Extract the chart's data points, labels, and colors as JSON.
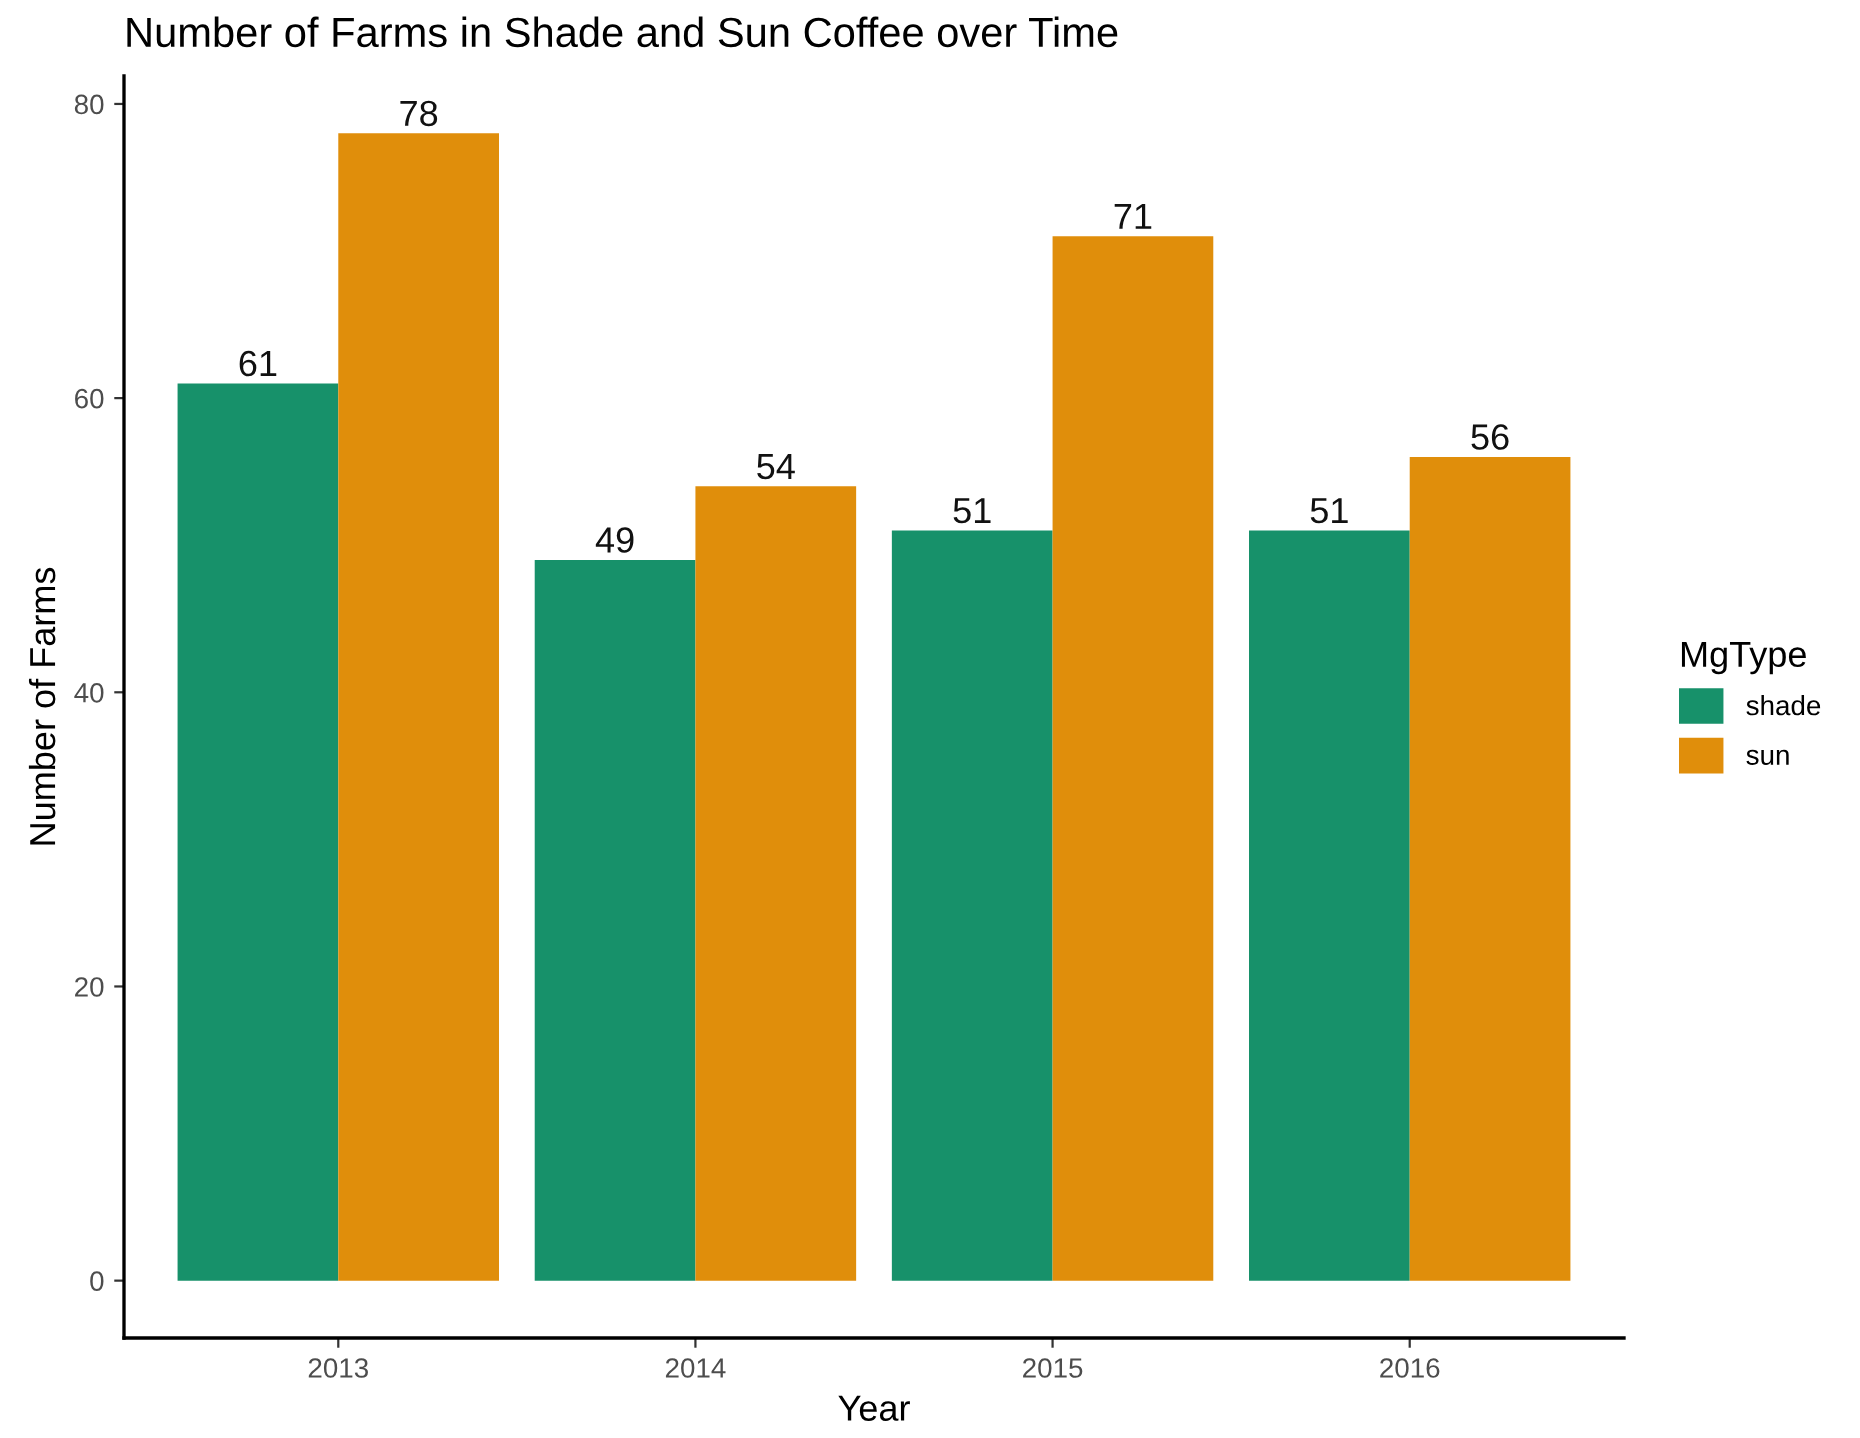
{
  "chart_data": {
    "type": "bar",
    "title": "Number of Farms in Shade and Sun Coffee over Time",
    "xlabel": "Year",
    "ylabel": "Number of Farms",
    "legend_title": "MgType",
    "categories": [
      "2013",
      "2014",
      "2015",
      "2016"
    ],
    "series": [
      {
        "name": "shade",
        "color": "#17916a",
        "values": [
          61,
          49,
          51,
          51
        ]
      },
      {
        "name": "sun",
        "color": "#e08e0b",
        "values": [
          78,
          54,
          71,
          56
        ]
      }
    ],
    "ylim": [
      -3.9,
      81.9
    ],
    "yticks": [
      0,
      20,
      40,
      60,
      80
    ],
    "grid": false,
    "legend": "right",
    "data_labels": true
  }
}
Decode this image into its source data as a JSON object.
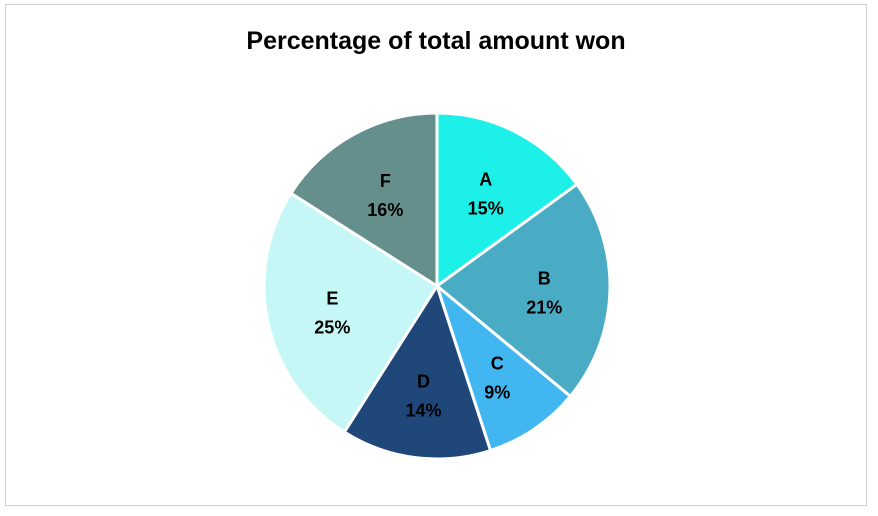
{
  "chart_data": {
    "type": "pie",
    "title": "Percentage of total amount won",
    "categories": [
      "A",
      "B",
      "C",
      "D",
      "E",
      "F"
    ],
    "values": [
      15,
      21,
      9,
      14,
      25,
      16
    ],
    "value_labels": [
      "15%",
      "21%",
      "9%",
      "14%",
      "25%",
      "16%"
    ],
    "colors": [
      "#1cf0e8",
      "#4aabc5",
      "#42b6f0",
      "#1f477a",
      "#c6f7f7",
      "#658f8d"
    ],
    "label_colors": [
      "#000000",
      "#000000",
      "#000000",
      "#000000",
      "#000000",
      "#000000"
    ],
    "start_angle_deg": 0,
    "direction": "clockwise",
    "legend": "none"
  }
}
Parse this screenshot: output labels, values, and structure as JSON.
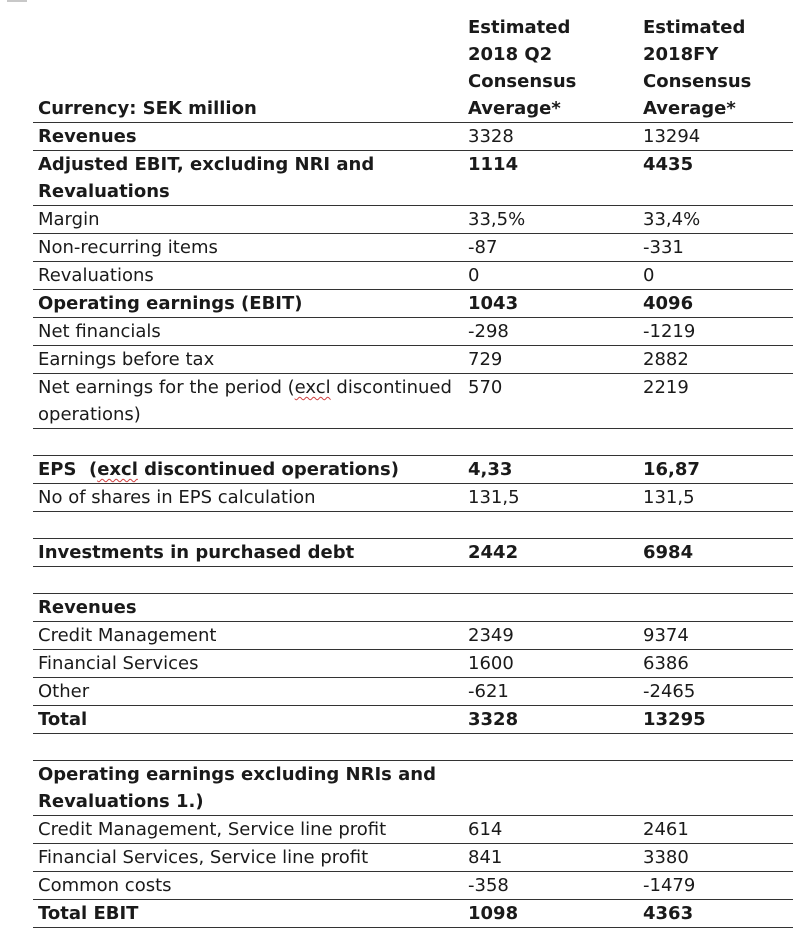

━━━━━━━━

- Problem statement
Every record above should be written out again exactly; the pictures stay out of the copy.

- Output for this task
Extract the chart's data points, labels, and colors as JSON.
{
  "chart_data": {
    "type": "bar",
    "title": "Number of Farms in Shade and Sun Coffee over Time",
    "xlabel": "Year",
    "ylabel": "Number of Farms",
    "legend_title": "MgType",
    "categories": [
      "2013",
      "2014",
      "2015",
      "2016"
    ],
    "series": [
      {
        "name": "shade",
        "color": "#17916a",
        "values": [
          61,
          49,
          51,
          51
        ]
      },
      {
        "name": "sun",
        "color": "#e08e0b",
        "values": [
          78,
          54,
          71,
          56
        ]
      }
    ],
    "ylim": [
      -3.9,
      81.9
    ],
    "yticks": [
      0,
      20,
      40,
      60,
      80
    ],
    "grid": false,
    "legend": "right",
    "data_labels": true
  }
}
Decode this image into its source data as a JSON object.
{
  "chart_data": {
    "type": "pie",
    "title": "Percentage of total amount won",
    "categories": [
      "A",
      "B",
      "C",
      "D",
      "E",
      "F"
    ],
    "values": [
      15,
      21,
      9,
      14,
      25,
      16
    ],
    "value_labels": [
      "15%",
      "21%",
      "9%",
      "14%",
      "25%",
      "16%"
    ],
    "colors": [
      "#1cf0e8",
      "#4aabc5",
      "#42b6f0",
      "#1f477a",
      "#c6f7f7",
      "#658f8d"
    ],
    "label_colors": [
      "#000000",
      "#000000",
      "#000000",
      "#000000",
      "#000000",
      "#000000"
    ],
    "start_angle_deg": 0,
    "direction": "clockwise",
    "legend": "none"
  }
}
Parse this screenshot: output labels, values, and structure as JSON.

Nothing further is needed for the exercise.